TASK DESCRIPTION: Copy the stretch of records from the start through the line containing "log-text: U — [26, 402, 40, 423]", changing every "NetworkCtrl" to "NetCtrl" and leaving everything else unchanged.

Start DATA SHOWN

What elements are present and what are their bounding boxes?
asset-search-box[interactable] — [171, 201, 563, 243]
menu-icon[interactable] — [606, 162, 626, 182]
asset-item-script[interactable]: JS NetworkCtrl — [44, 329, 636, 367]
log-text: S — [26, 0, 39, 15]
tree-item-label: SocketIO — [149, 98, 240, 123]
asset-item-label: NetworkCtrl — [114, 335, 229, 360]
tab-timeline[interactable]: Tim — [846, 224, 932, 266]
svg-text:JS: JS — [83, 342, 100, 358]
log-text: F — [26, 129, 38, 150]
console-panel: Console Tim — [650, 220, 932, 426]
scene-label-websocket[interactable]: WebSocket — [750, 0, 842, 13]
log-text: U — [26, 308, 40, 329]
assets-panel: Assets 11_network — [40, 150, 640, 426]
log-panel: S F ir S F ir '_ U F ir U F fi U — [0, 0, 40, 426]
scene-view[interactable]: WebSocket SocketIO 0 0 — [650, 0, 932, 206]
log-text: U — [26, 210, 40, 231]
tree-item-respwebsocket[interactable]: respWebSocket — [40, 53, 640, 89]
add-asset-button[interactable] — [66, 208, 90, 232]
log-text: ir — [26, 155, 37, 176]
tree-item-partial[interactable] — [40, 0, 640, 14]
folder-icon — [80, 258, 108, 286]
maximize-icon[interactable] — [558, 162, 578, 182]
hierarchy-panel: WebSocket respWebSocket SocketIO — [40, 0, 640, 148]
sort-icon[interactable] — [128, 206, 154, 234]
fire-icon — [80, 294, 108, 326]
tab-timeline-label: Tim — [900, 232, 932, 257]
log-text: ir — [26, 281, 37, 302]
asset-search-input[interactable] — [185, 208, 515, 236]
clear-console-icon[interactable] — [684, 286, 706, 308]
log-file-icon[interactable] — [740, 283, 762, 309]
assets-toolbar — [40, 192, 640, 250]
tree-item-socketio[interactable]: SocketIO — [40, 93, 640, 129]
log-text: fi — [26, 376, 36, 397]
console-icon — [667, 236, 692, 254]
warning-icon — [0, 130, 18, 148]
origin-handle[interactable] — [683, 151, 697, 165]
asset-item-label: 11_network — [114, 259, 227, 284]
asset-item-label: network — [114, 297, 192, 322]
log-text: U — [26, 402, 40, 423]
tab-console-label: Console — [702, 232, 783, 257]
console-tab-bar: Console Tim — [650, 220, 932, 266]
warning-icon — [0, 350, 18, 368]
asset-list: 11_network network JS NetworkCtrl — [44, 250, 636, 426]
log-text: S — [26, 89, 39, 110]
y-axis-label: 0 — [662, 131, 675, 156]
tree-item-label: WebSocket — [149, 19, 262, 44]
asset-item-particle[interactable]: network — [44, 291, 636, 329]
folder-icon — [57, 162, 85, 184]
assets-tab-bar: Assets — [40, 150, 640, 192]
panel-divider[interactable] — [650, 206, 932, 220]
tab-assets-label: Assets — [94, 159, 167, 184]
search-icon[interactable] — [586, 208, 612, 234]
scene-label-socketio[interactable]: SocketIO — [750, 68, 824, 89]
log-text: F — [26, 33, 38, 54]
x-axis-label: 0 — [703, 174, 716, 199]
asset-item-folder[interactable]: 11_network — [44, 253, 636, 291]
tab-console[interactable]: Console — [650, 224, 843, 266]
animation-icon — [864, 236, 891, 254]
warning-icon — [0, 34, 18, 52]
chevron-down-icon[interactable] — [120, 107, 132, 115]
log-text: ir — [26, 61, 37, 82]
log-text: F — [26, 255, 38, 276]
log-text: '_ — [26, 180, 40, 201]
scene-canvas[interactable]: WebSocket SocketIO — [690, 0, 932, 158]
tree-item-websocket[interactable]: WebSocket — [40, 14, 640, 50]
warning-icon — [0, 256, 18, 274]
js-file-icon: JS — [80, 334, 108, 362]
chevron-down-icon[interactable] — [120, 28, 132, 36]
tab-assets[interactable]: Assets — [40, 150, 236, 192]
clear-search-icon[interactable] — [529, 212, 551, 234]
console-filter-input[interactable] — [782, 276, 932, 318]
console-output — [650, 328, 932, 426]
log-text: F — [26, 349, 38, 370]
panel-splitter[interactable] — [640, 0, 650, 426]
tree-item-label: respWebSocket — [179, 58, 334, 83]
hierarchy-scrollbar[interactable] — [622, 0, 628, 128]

End DATA SHOWN

TASK RESPONSE:
What elements are present and what are their bounding boxes?
asset-search-box[interactable] — [171, 201, 563, 243]
menu-icon[interactable] — [606, 162, 626, 182]
asset-item-script[interactable]: JS NetCtrl — [44, 329, 636, 367]
log-text: S — [26, 0, 39, 15]
tree-item-label: SocketIO — [149, 98, 240, 123]
asset-item-label: NetCtrl — [114, 335, 229, 360]
tab-timeline[interactable]: Tim — [846, 224, 932, 266]
svg-text:JS: JS — [83, 342, 100, 358]
log-text: F — [26, 129, 38, 150]
console-panel: Console Tim — [650, 220, 932, 426]
scene-label-websocket[interactable]: WebSocket — [750, 0, 842, 13]
log-text: U — [26, 308, 40, 329]
assets-panel: Assets 11_network — [40, 150, 640, 426]
log-panel: S F ir S F ir '_ U F ir U F fi U — [0, 0, 40, 426]
scene-view[interactable]: WebSocket SocketIO 0 0 — [650, 0, 932, 206]
log-text: U — [26, 210, 40, 231]
tree-item-respwebsocket[interactable]: respWebSocket — [40, 53, 640, 89]
add-asset-button[interactable] — [66, 208, 90, 232]
log-text: ir — [26, 155, 37, 176]
tree-item-partial[interactable] — [40, 0, 640, 14]
folder-icon — [80, 258, 108, 286]
maximize-icon[interactable] — [558, 162, 578, 182]
hierarchy-panel: WebSocket respWebSocket SocketIO — [40, 0, 640, 148]
sort-icon[interactable] — [128, 206, 154, 234]
fire-icon — [80, 294, 108, 326]
tab-timeline-label: Tim — [900, 232, 932, 257]
log-text: ir — [26, 281, 37, 302]
asset-search-input[interactable] — [185, 208, 515, 236]
clear-console-icon[interactable] — [684, 286, 706, 308]
log-file-icon[interactable] — [740, 283, 762, 309]
assets-toolbar — [40, 192, 640, 250]
tree-item-socketio[interactable]: SocketIO — [40, 93, 640, 129]
log-text: fi — [26, 376, 36, 397]
console-icon — [667, 236, 692, 254]
warning-icon — [0, 130, 18, 148]
origin-handle[interactable] — [683, 151, 697, 165]
asset-item-label: 11_network — [114, 259, 227, 284]
asset-item-label: network — [114, 297, 192, 322]
log-text: U — [26, 402, 40, 423]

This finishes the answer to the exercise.